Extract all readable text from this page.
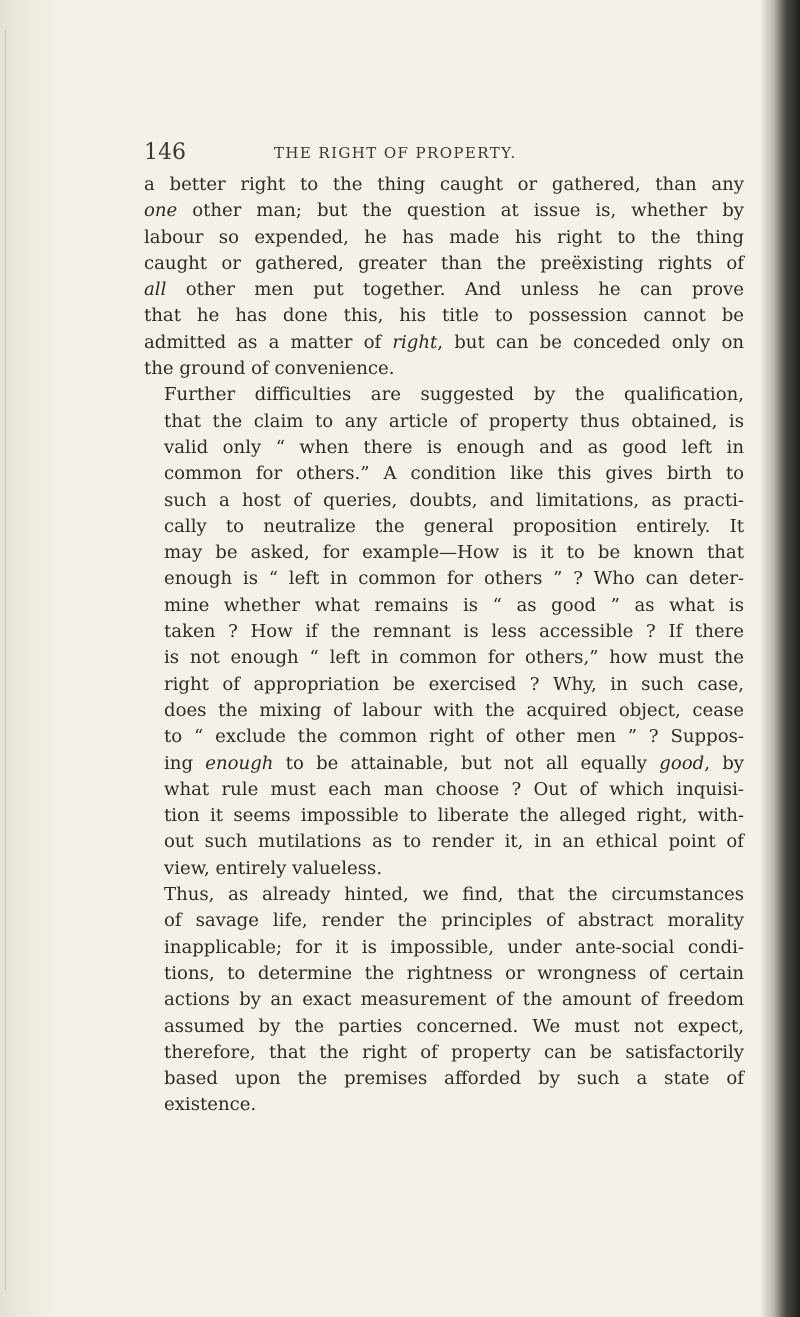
146	THE RIGHT OF PROPERTY.

a better right to the thing caught or gathered, than any
one other man; but the question at issue is, whether by
labour so expended, he has made his right to the thing
caught or gathered, greater than the preëxisting rights of
all other men put together. And unless he can prove
that he has done this, his title to possession cannot be
admitted as a matter of right, but can be conceded only on
the ground of convenience.

Further difficulties are suggested by the qualification,
that the claim to any article of property thus obtained, is
valid only “ when there is enough and as good left in
common for others.” A condition like this gives birth to
such a host of queries, doubts, and limitations, as practi-
cally to neutralize the general proposition entirely. It
may be asked, for example—How is it to be known that
enough is “ left in common for others ” ? Who can deter-
mine whether what remains is “ as good ” as what is
taken ? How if the remnant is less accessible ? If there
is not enough “ left in common for others,” how must the
right of appropriation be exercised ? Why, in such case,
does the mixing of labour with the acquired object, cease
to “ exclude the common right of other men ” ? Suppos-
ing enough to be attainable, but not all equally good, by
what rule must each man choose ? Out of which inquisi-
tion it seems impossible to liberate the alleged right, with-
out such mutilations as to render it, in an ethical point of
view, entirely valueless.

Thus, as already hinted, we find, that the circumstances
of savage life, render the principles of abstract morality
inapplicable; for it is impossible, under ante-social condi-
tions, to determine the rightness or wrongness of certain
actions by an exact measurement of the amount of freedom
assumed by the parties concerned. We must not expect,
therefore, that the right of property can be satisfactorily
based upon the premises afforded by such a state of
existence.
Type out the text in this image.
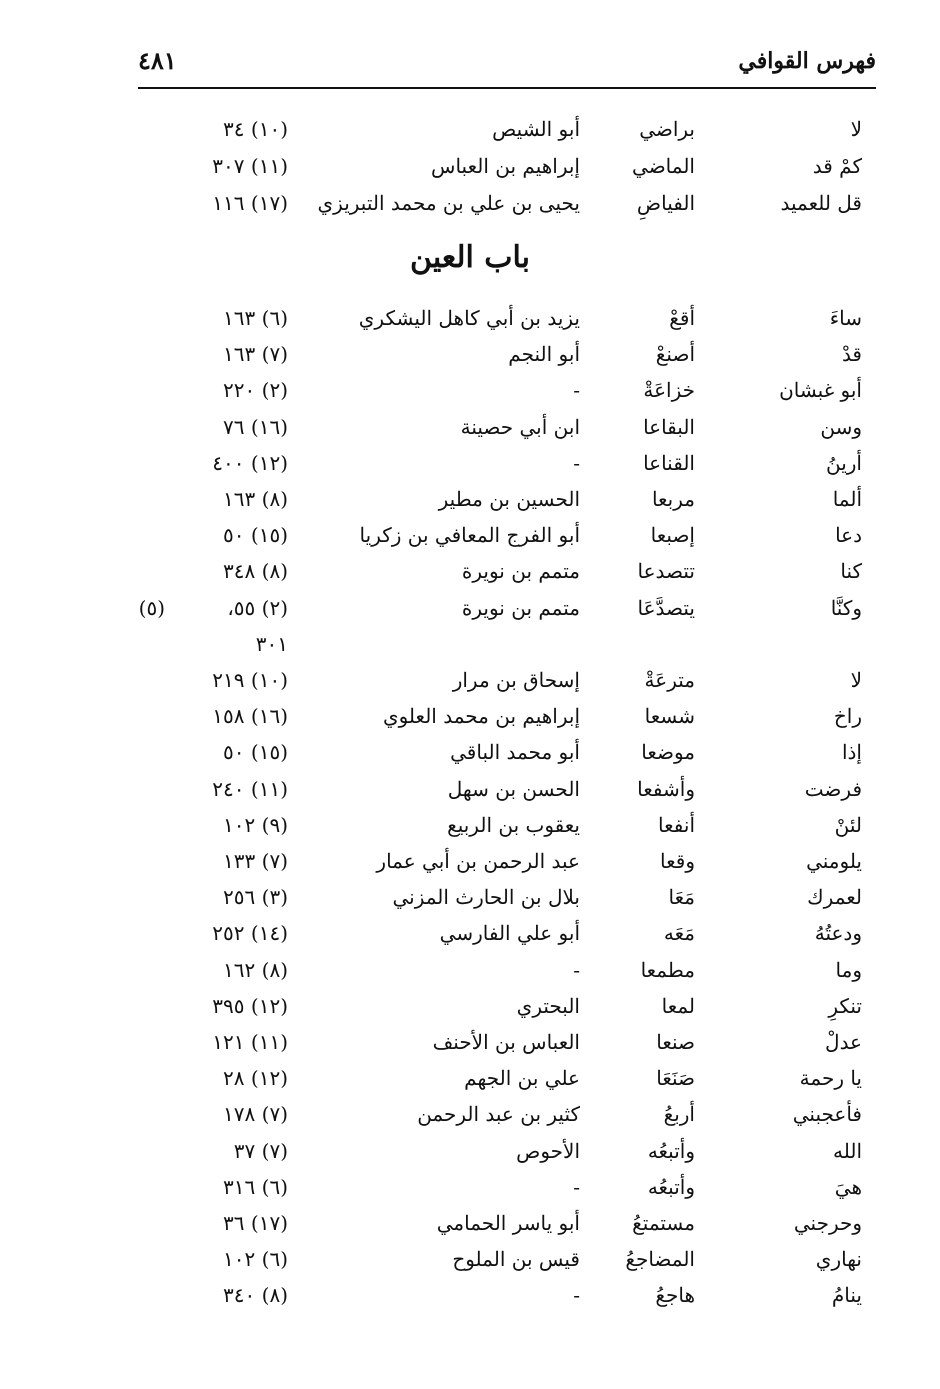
فهرس القوافي
٤٨١
لا
براضي
أبو الشيص
(١٠) ٣٤
كمْ قد
الماضي
إبراهيم بن العباس
(١١) ٣٠٧
قل للعميد
الفياضِ
يحيى بن علي بن محمد التبريزي
(١٧) ١١٦
باب العين
ساءَ
أقعْ
يزيد بن أبي كاهل اليشكري
(٦) ١٦٣
قدْ
أصنعْ
أبو النجم
(٧) ١٦٣
أبو غبشان
خزاعَةْ
-
(٢) ٢٢٠
وسن
البقاعا
ابن أبي حصينة
(١٦) ٧٦
أرينُ
القناعا
-
(١٢) ٤٠٠
ألما
مربعا
الحسين بن مطير
(٨) ١٦٣
دعا
إصبعا
أبو الفرج المعافي بن زكريا
(١٥) ٥٠
كنا
تتصدعا
متمم بن نويرة
(٨) ٣٤٨
وكنَّا
يتصدَّعَا
متمم بن نويرة
(٢) ٥٥،
(٥)
٣٠١
لا
مترعَةْ
إسحاق بن مرار
(١٠) ٢١٩
راخ
شسعا
إبراهيم بن محمد العلوي
(١٦) ١٥٨
إذا
موضعا
أبو محمد الباقي
(١٥) ٥٠
فرضت
وأشفعا
الحسن بن سهل
(١١) ٢٤٠
لئنْ
أنفعا
يعقوب بن الربيع
(٩) ١٠٢
يلومني
وقعا
عبد الرحمن بن أبي عمار
(٧) ١٣٣
لعمرك
مَعَا
بلال بن الحارث المزني
(٣) ٢٥٦
ودعتُهُ
مَعَه
أبو علي الفارسي
(١٤) ٢٥٢
وما
مطمعا
-
(٨) ١٦٢
تنكرِ
لمعا
البحتري
(١٢) ٣٩٥
عدلْ
صنعا
العباس بن الأحنف
(١١) ١٢١
يا رحمة
صَنَعَا
علي بن الجهم
(١٢) ٢٨
فأعجبني
أربعُ
كثير بن عبد الرحمن
(٧) ١٧٨
الله
وأتبعُه
الأحوص
(٧) ٣٧
هيَ
وأتبعُه
-
(٦) ٣١٦
وحرجني
مستمتعُ
أبو ياسر الحمامي
(١٧) ٣٦
نهاري
المضاجعُ
قيس بن الملوح
(٦) ١٠٢
ينامُ
هاجعُ
-
(٨) ٣٤٠
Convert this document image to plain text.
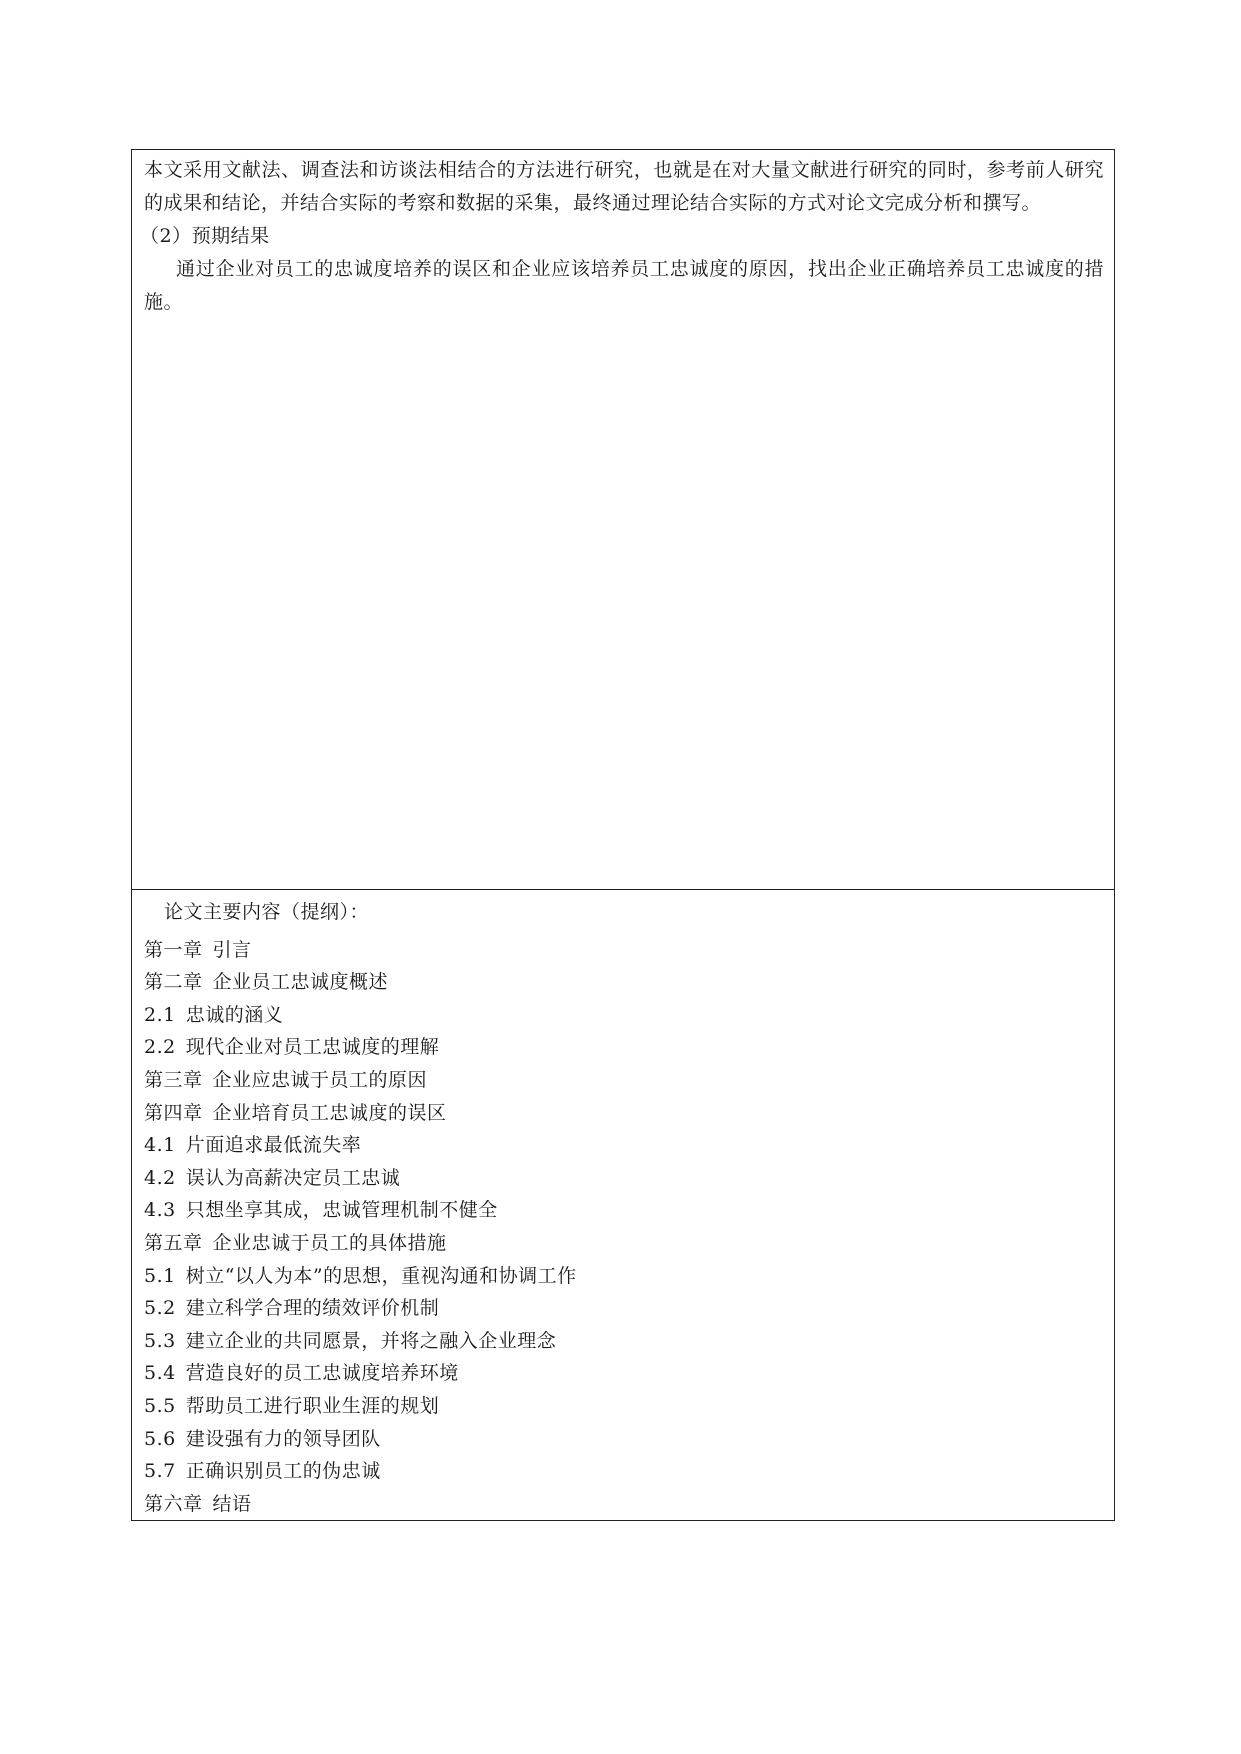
本文采用文献法、调查法和访谈法相结合的方法进行研究，也就是在对大量文献进行研究的同时，参考前人研究的成果和结论，并结合实际的考察和数据的采集，最终通过理论结合实际的方式对论文完成分析和撰写。

（2）预期结果

通过企业对员工的忠诚度培养的误区和企业应该培养员工忠诚度的原因，找出企业正确培养员工忠诚度的措施。

论文主要内容（提纲）：
第一章 引言
第二章 企业员工忠诚度概述
2.1 忠诚的涵义
2.2 现代企业对员工忠诚度的理解
第三章 企业应忠诚于员工的原因
第四章 企业培育员工忠诚度的误区
4.1 片面追求最低流失率
4.2 误认为高薪决定员工忠诚
4.3 只想坐享其成，忠诚管理机制不健全
第五章 企业忠诚于员工的具体措施
5.1 树立“以人为本”的思想，重视沟通和协调工作
5.2 建立科学合理的绩效评价机制
5.3 建立企业的共同愿景，并将之融入企业理念
5.4 营造良好的员工忠诚度培养环境
5.5 帮助员工进行职业生涯的规划
5.6 建设强有力的领导团队
5.7 正确识别员工的伪忠诚
第六章 结语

- - -

■ Exercise goal: All of the data above should be quoted exactly, except for the pictures.

■ Solution to the problem:
Extract all readable text from this page.
146	THE RIGHT OF PROPERTY.

a better right to the thing caught or gathered, than any
one other man; but the question at issue is, whether by
labour so expended, he has made his right to the thing
caught or gathered, greater than the preëxisting rights of
all other men put together. And unless he can prove
that he has done this, his title to possession cannot be
admitted as a matter of right, but can be conceded only on
the ground of convenience.

Further difficulties are suggested by the qualification,
that the claim to any article of property thus obtained, is
valid only “ when there is enough and as good left in
common for others.” A condition like this gives birth to
such a host of queries, doubts, and limitations, as practi-
cally to neutralize the general proposition entirely. It
may be asked, for example—How is it to be known that
enough is “ left in common for others ” ? Who can deter-
mine whether what remains is “ as good ” as what is
taken ? How if the remnant is less accessible ? If there
is not enough “ left in common for others,” how must the
right of appropriation be exercised ? Why, in such case,
does the mixing of labour with the acquired object, cease
to “ exclude the common right of other men ” ? Suppos-
ing enough to be attainable, but not all equally good, by
what rule must each man choose ? Out of which inquisi-
tion it seems impossible to liberate the alleged right, with-
out such mutilations as to render it, in an ethical point of
view, entirely valueless.

Thus, as already hinted, we find, that the circumstances
of savage life, render the principles of abstract morality
inapplicable; for it is impossible, under ante-social condi-
tions, to determine the rightness or wrongness of certain
actions by an exact measurement of the amount of freedom
assumed by the parties concerned. We must not expect,
therefore, that the right of property can be satisfactorily
based upon the premises afforded by such a state of
existence.
Type out the text in this image.
فهرس القوافي
٤٨١
لا
براضي
أبو الشيص
(١٠) ٣٤
كمْ قد
الماضي
إبراهيم بن العباس
(١١) ٣٠٧
قل للعميد
الفياضِ
يحيى بن علي بن محمد التبريزي
(١٧) ١١٦
باب العين
ساءَ
أقعْ
يزيد بن أبي كاهل اليشكري
(٦) ١٦٣
قدْ
أصنعْ
أبو النجم
(٧) ١٦٣
أبو غبشان
خزاعَةْ
-
(٢) ٢٢٠
وسن
البقاعا
ابن أبي حصينة
(١٦) ٧٦
أرينُ
القناعا
-
(١٢) ٤٠٠
ألما
مربعا
الحسين بن مطير
(٨) ١٦٣
دعا
إصبعا
أبو الفرج المعافي بن زكريا
(١٥) ٥٠
كنا
تتصدعا
متمم بن نويرة
(٨) ٣٤٨
وكنَّا
يتصدَّعَا
متمم بن نويرة
(٢) ٥٥،
(٥)
٣٠١
لا
مترعَةْ
إسحاق بن مرار
(١٠) ٢١٩
راخ
شسعا
إبراهيم بن محمد العلوي
(١٦) ١٥٨
إذا
موضعا
أبو محمد الباقي
(١٥) ٥٠
فرضت
وأشفعا
الحسن بن سهل
(١١) ٢٤٠
لئنْ
أنفعا
يعقوب بن الربيع
(٩) ١٠٢
يلومني
وقعا
عبد الرحمن بن أبي عمار
(٧) ١٣٣
لعمرك
مَعَا
بلال بن الحارث المزني
(٣) ٢٥٦
ودعتُهُ
مَعَه
أبو علي الفارسي
(١٤) ٢٥٢
وما
مطمعا
-
(٨) ١٦٢
تنكرِ
لمعا
البحتري
(١٢) ٣٩٥
عدلْ
صنعا
العباس بن الأحنف
(١١) ١٢١
يا رحمة
صَنَعَا
علي بن الجهم
(١٢) ٢٨
فأعجبني
أربعُ
كثير بن عبد الرحمن
(٧) ١٧٨
الله
وأتبعُه
الأحوص
(٧) ٣٧
هيَ
وأتبعُه
-
(٦) ٣١٦
وحرجني
مستمتعُ
أبو ياسر الحمامي
(١٧) ٣٦
نهاري
المضاجعُ
قيس بن الملوح
(٦) ١٠٢
ينامُ
هاجعُ
-
(٨) ٣٤٠
Convert this document image to plain text.
本文采用文献法、调查法和访谈法相结合的方法进行研究，也就是在对大量文献进行研究的同时，参考前人研究的成果和结论，并结合实际的考察和数据的采集，最终通过理论结合实际的方式对论文完成分析和撰写。

（2）预期结果

通过企业对员工的忠诚度培养的误区和企业应该培养员工忠诚度的原因，找出企业正确培养员工忠诚度的措施。

论文主要内容（提纲）：
第一章 引言
第二章 企业员工忠诚度概述
2.1 忠诚的涵义
2.2 现代企业对员工忠诚度的理解
第三章 企业应忠诚于员工的原因
第四章 企业培育员工忠诚度的误区
4.1 片面追求最低流失率
4.2 误认为高薪决定员工忠诚
4.3 只想坐享其成，忠诚管理机制不健全
第五章 企业忠诚于员工的具体措施
5.1 树立“以人为本”的思想，重视沟通和协调工作
5.2 建立科学合理的绩效评价机制
5.3 建立企业的共同愿景，并将之融入企业理念
5.4 营造良好的员工忠诚度培养环境
5.5 帮助员工进行职业生涯的规划
5.6 建设强有力的领导团队
5.7 正确识别员工的伪忠诚
第六章 结语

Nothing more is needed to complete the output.